__Written task__: Give a verbatim copy of the lines below, minus the pictures.

__Provided material__:
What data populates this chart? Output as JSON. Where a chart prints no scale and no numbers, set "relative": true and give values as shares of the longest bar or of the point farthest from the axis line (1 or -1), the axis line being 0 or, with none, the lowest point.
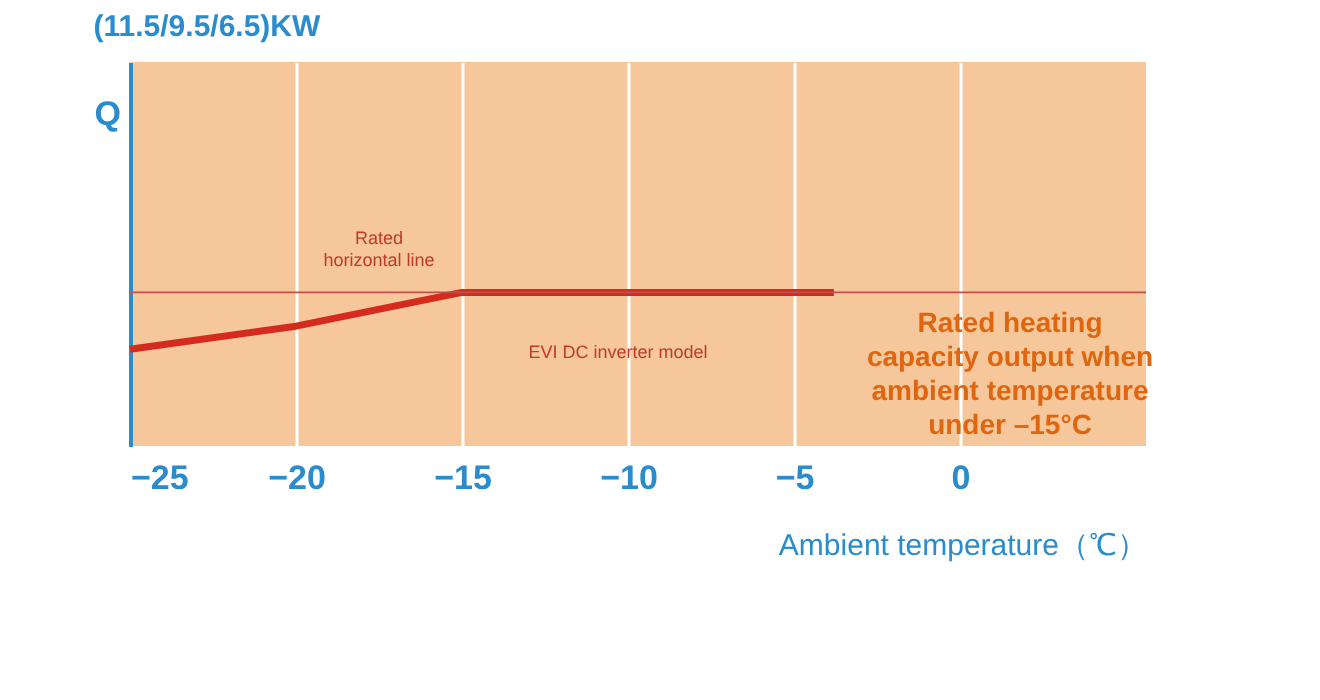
{
  "chart_data": {
    "type": "line",
    "title": "(11.5/9.5/6.5)KW",
    "ylabel": "Q",
    "xlabel": "Ambient temperature（℃）",
    "relative": true,
    "x": [
      -25,
      -20,
      -15,
      -3.8
    ],
    "series": [
      {
        "color": "#d42b1e",
        "values": [
          0.63,
          0.78,
          1,
          1
        ]
      }
    ],
    "xlim": [
      -25,
      5.6
    ],
    "xticks": [
      -25,
      -20,
      -15,
      -10,
      -5,
      0
    ],
    "grid": "x",
    "marker": "none",
    "line_style": "solid",
    "ref_lines": [
      {
        "axis": "y",
        "value": 1,
        "label": "Rated horizontal line",
        "color": "#c0504d"
      }
    ],
    "annotations": [
      {
        "text": "EVI DC inverter model",
        "x": -13,
        "y": 1
      },
      "Rated heating capacity output when ambient temperature under –15°C"
    ]
  }
}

__Task answer__:
What data populates this chart? Output as JSON. Where a chart prints no scale and no numbers, set "relative": true and give values as shares of the longest bar or of the point farthest from the axis line (1 or -1), the axis line being 0 or, with none, the lowest point.
{
  "chart_data": {
    "type": "line",
    "title": "(11.5/9.5/6.5)KW",
    "ylabel": "Q",
    "xlabel": "Ambient temperature（℃）",
    "relative": true,
    "x": [
      -25,
      -20,
      -15,
      -3.8
    ],
    "series": [
      {
        "color": "#d42b1e",
        "values": [
          0.63,
          0.78,
          1,
          1
        ]
      }
    ],
    "xlim": [
      -25,
      5.6
    ],
    "xticks": [
      -25,
      -20,
      -15,
      -10,
      -5,
      0
    ],
    "grid": "x",
    "marker": "none",
    "line_style": "solid",
    "ref_lines": [
      {
        "axis": "y",
        "value": 1,
        "label": "Rated horizontal line",
        "color": "#c0504d"
      }
    ],
    "annotations": [
      {
        "text": "EVI DC inverter model",
        "x": -13,
        "y": 1
      },
      "Rated heating capacity output when ambient temperature under –15°C"
    ]
  }
}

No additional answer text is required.